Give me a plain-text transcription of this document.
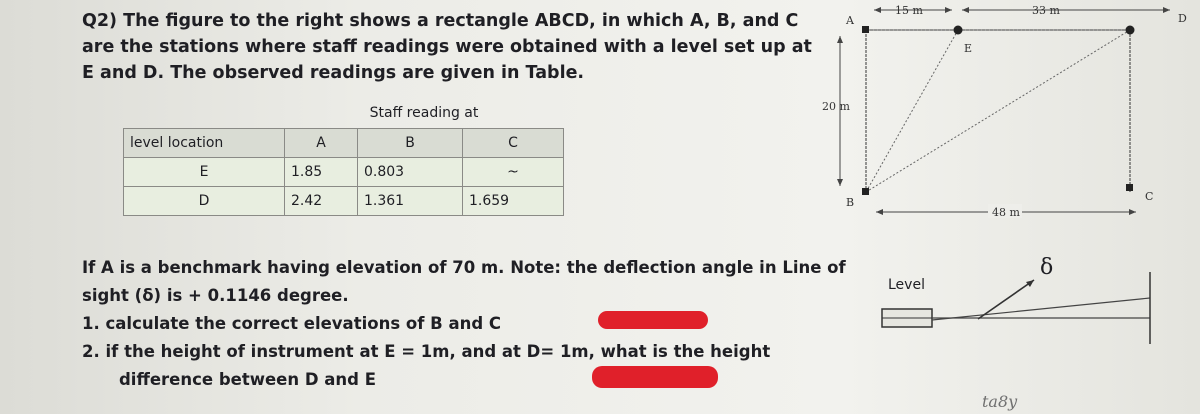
Q2) The figure to the right shows a rectangle ABCD, in which A, B, and C
are the stations where staff readings were obtained with a level set up at
E and D. The observed readings are given in Table.
	Staff reading at		
level location	A	B	C
E	1.85	0.803	~
D	2.42	1.361	1.659
If A is a benchmark having elevation of 70 m. Note: the deflection angle in Line of
sight (δ) is + 0.1146 degree.
1. calculate the correct elevations of B and C
2. if the height of instrument at E = 1m, and at D= 1m, what is the height
difference between D and E
A
B	C
D
E
15 m	33 m
20 m
48 m
Level
δ
ta8y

--------------------------------------------------

Write out all the entries exactly, except for the pictures.

_WORKED SOLUTION:_
Give me a plain-text transcription of this document.
Q2) The figure to the right shows a rectangle ABCD, in which A, B, and C
are the stations where staff readings were obtained with a level set up at
E and D. The observed readings are given in Table.
	Staff reading at		
level location	A	B	C
E	1.85	0.803	~
D	2.42	1.361	1.659
If A is a benchmark having elevation of 70 m. Note: the deflection angle in Line of
sight (δ) is + 0.1146 degree.
1. calculate the correct elevations of B and C
2. if the height of instrument at E = 1m, and at D= 1m, what is the height
difference between D and E
A
B	C
D
E
15 m	33 m
20 m
48 m
Level
δ
ta8y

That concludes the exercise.